Show all lines of the listing that hold the word "screenshot".

Stored items from a collection -
# # #

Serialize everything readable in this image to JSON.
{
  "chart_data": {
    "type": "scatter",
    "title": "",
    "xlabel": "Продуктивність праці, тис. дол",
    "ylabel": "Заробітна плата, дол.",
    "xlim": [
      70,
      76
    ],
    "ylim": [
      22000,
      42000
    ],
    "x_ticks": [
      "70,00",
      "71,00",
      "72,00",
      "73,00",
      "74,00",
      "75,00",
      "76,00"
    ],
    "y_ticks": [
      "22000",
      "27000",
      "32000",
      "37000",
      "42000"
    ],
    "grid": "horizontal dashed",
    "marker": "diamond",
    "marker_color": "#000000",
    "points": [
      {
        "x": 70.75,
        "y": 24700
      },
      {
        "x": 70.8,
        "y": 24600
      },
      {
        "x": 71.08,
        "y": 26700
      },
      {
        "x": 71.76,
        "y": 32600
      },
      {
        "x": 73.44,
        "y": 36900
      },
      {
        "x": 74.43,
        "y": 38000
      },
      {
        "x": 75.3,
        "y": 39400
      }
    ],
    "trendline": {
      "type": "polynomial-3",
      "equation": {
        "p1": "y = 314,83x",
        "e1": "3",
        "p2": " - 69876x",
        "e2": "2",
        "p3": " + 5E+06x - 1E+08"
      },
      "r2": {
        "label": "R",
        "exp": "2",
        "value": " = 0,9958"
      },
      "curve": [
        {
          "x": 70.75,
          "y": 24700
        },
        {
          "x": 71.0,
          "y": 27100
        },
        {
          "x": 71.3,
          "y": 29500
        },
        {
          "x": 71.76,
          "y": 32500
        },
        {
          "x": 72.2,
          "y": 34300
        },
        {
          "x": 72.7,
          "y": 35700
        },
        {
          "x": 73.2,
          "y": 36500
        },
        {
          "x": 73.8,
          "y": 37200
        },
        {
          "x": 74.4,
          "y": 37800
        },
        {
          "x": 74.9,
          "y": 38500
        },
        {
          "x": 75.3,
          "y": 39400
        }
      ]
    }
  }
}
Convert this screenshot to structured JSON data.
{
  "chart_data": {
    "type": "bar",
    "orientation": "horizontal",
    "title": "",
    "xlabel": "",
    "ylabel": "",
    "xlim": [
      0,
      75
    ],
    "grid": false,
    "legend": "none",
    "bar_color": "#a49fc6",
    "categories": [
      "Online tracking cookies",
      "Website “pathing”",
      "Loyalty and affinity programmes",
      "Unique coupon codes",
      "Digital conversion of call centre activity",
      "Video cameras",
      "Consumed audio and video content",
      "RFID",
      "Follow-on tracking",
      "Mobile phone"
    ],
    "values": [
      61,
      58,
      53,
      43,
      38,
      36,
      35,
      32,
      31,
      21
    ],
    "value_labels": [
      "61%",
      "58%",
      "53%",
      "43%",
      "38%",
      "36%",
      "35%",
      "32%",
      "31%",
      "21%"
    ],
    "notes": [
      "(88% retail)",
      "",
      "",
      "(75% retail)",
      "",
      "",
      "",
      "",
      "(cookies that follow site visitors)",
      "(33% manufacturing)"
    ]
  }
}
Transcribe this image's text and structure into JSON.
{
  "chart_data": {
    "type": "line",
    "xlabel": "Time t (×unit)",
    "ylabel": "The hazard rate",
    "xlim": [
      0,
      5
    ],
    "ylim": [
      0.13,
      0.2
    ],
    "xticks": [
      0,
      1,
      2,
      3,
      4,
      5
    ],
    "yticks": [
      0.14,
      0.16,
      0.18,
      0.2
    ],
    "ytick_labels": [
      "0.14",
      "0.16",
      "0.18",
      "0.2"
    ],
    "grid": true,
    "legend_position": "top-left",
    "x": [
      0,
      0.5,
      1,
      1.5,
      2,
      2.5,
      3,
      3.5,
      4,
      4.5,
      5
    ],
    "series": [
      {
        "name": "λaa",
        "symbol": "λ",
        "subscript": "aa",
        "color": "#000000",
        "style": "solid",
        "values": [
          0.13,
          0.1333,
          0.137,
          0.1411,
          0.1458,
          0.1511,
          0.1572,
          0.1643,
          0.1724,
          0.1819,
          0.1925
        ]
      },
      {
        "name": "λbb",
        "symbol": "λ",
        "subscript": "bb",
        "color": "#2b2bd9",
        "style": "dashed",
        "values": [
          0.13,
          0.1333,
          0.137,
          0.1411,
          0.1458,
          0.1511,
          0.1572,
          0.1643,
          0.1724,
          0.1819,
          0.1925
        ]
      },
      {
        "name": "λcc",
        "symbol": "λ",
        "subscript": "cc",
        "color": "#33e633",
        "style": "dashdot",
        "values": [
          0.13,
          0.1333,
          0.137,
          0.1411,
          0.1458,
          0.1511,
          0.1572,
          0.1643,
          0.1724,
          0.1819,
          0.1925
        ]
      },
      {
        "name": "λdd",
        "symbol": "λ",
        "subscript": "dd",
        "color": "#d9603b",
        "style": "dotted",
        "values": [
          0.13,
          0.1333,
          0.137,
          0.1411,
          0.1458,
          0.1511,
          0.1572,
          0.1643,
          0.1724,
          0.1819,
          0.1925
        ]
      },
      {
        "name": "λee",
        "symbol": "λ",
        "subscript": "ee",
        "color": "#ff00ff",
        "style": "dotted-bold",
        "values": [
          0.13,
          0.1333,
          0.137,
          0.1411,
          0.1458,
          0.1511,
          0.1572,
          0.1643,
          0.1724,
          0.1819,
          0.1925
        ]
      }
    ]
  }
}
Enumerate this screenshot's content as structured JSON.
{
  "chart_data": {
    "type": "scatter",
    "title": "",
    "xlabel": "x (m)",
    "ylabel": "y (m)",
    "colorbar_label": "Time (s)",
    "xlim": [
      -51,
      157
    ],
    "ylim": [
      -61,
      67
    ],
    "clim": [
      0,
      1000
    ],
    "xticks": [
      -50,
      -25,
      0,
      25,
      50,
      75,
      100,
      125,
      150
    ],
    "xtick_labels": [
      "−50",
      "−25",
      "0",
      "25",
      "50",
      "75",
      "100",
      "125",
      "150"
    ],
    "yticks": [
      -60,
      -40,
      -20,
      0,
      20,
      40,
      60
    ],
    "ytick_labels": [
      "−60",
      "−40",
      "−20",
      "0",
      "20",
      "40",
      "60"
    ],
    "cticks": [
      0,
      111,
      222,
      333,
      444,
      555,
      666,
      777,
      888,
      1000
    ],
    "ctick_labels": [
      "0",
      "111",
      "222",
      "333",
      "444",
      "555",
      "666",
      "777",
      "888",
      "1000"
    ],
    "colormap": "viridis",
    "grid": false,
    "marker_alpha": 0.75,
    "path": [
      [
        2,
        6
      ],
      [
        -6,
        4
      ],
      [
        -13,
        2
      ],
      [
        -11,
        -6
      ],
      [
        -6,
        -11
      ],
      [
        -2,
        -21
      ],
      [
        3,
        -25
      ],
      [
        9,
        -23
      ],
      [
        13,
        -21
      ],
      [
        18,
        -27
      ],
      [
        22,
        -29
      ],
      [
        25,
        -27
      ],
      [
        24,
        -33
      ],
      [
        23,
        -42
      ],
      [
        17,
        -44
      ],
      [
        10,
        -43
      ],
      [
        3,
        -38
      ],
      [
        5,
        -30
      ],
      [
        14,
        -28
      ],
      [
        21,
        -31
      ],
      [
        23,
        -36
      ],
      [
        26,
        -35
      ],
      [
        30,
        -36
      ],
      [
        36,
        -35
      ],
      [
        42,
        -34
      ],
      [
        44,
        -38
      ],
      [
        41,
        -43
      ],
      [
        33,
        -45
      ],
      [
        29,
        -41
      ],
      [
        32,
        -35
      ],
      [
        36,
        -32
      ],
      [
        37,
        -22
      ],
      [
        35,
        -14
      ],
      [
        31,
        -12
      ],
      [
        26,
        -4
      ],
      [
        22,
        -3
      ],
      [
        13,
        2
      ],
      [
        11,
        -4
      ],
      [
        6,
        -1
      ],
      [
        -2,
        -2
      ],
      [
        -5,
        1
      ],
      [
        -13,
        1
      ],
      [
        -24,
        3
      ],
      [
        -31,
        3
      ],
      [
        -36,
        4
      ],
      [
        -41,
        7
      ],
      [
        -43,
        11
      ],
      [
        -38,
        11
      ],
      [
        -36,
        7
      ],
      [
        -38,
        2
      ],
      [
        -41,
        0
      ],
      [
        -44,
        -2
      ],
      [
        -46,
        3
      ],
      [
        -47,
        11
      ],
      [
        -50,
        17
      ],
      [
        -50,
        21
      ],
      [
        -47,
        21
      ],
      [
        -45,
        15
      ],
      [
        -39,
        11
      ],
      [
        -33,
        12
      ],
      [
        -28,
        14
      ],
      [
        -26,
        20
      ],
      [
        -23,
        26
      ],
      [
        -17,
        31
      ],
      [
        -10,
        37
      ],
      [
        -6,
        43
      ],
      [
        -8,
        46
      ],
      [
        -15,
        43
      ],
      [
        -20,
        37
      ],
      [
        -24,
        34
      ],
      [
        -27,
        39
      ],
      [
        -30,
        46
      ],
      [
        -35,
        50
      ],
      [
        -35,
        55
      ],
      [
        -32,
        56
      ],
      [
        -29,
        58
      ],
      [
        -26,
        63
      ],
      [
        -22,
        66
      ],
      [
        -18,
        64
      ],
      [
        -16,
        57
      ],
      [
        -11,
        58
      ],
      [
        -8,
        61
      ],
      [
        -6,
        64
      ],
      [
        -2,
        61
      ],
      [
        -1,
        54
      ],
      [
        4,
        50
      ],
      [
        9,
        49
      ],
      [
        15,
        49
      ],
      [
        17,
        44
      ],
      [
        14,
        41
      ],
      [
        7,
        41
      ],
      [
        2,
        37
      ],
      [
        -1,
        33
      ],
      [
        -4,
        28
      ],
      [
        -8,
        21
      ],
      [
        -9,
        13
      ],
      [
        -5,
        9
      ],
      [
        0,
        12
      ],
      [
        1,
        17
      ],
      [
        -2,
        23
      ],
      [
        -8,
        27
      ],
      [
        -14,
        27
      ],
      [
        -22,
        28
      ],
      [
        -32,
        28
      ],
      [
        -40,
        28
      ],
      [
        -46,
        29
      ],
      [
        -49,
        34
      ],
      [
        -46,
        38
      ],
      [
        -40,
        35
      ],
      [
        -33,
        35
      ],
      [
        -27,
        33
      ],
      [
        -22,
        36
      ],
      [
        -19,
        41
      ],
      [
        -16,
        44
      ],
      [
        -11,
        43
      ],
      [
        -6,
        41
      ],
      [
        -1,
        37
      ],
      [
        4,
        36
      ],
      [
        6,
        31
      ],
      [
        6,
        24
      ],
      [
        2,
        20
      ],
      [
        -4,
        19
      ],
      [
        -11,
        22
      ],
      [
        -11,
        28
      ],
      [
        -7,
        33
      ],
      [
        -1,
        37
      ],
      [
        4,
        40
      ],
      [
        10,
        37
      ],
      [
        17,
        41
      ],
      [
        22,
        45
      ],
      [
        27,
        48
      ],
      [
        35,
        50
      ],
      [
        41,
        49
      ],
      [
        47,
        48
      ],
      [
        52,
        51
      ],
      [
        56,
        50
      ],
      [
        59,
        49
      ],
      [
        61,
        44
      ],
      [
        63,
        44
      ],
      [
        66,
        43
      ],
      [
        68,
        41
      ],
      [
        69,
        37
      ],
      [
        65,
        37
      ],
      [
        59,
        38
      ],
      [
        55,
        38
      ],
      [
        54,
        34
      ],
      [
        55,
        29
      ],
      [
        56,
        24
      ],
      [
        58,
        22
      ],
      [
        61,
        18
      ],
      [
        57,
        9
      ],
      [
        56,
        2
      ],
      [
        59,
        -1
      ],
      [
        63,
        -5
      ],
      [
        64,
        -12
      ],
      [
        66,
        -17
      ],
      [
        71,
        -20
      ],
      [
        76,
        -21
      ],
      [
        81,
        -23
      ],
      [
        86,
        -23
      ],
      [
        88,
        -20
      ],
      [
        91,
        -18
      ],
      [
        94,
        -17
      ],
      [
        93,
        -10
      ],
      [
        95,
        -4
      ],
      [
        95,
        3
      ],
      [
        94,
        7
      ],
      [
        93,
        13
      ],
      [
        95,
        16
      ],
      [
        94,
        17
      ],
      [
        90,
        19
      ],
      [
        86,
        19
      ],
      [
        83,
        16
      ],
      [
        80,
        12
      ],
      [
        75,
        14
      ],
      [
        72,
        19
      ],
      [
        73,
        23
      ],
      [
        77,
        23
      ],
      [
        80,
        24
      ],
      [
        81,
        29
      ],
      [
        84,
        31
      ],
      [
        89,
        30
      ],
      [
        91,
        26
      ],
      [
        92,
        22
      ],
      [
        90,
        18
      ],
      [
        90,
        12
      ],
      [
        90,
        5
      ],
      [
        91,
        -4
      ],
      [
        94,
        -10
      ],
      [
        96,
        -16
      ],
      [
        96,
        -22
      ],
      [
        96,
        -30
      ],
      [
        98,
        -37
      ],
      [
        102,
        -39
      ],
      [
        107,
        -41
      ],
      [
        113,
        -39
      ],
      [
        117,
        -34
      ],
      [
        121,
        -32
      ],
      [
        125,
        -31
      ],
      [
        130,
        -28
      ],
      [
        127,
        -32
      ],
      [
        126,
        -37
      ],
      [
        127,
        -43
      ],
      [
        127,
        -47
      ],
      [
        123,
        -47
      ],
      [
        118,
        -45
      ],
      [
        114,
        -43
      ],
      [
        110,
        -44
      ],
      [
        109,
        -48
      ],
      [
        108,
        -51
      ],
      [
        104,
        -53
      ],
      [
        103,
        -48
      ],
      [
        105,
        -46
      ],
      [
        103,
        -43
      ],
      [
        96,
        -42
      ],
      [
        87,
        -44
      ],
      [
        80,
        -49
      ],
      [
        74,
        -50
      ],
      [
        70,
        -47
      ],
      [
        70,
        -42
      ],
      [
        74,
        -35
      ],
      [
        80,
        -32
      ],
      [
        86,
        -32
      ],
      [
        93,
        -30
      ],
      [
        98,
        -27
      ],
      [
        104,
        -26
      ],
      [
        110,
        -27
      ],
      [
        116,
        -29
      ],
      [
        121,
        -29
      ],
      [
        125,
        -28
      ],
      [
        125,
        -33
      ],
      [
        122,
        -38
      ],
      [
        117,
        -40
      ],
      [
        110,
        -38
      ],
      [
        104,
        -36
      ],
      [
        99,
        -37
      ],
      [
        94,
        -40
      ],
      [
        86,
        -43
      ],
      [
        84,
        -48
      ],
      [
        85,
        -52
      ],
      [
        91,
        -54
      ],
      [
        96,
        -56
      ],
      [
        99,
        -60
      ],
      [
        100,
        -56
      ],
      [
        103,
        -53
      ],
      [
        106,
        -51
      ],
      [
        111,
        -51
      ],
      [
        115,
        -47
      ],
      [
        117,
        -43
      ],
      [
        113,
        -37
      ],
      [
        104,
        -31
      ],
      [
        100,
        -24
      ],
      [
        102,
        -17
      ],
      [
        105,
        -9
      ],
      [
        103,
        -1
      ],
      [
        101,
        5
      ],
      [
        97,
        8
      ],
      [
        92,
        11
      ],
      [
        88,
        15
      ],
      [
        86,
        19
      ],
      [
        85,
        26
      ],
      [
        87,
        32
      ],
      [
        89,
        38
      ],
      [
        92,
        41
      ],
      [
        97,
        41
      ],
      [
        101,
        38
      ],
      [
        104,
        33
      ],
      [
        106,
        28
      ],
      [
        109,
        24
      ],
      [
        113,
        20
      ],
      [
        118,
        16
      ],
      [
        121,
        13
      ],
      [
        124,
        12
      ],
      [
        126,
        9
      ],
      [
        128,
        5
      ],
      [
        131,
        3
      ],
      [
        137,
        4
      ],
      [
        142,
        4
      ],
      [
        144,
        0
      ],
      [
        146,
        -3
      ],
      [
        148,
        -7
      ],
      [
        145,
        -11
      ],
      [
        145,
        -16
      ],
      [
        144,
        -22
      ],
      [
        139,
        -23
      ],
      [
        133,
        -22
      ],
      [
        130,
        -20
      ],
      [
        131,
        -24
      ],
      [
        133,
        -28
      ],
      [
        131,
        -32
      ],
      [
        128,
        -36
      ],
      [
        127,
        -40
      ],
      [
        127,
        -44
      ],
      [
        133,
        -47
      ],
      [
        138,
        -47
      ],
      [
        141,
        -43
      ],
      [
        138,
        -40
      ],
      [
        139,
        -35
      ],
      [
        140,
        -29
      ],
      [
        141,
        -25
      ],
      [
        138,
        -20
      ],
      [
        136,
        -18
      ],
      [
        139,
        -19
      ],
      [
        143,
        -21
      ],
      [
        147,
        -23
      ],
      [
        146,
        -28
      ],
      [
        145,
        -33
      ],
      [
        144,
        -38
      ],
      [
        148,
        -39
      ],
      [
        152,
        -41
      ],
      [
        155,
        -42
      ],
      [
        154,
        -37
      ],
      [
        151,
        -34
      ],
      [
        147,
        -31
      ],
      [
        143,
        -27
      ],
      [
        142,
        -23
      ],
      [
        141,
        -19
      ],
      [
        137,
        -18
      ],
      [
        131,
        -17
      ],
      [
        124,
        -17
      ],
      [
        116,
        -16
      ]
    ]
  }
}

# # #

WRITTEN ANSWER -
Convert this screenshot to structured JSON data.
Enumerate this screenshot's content as structured JSON.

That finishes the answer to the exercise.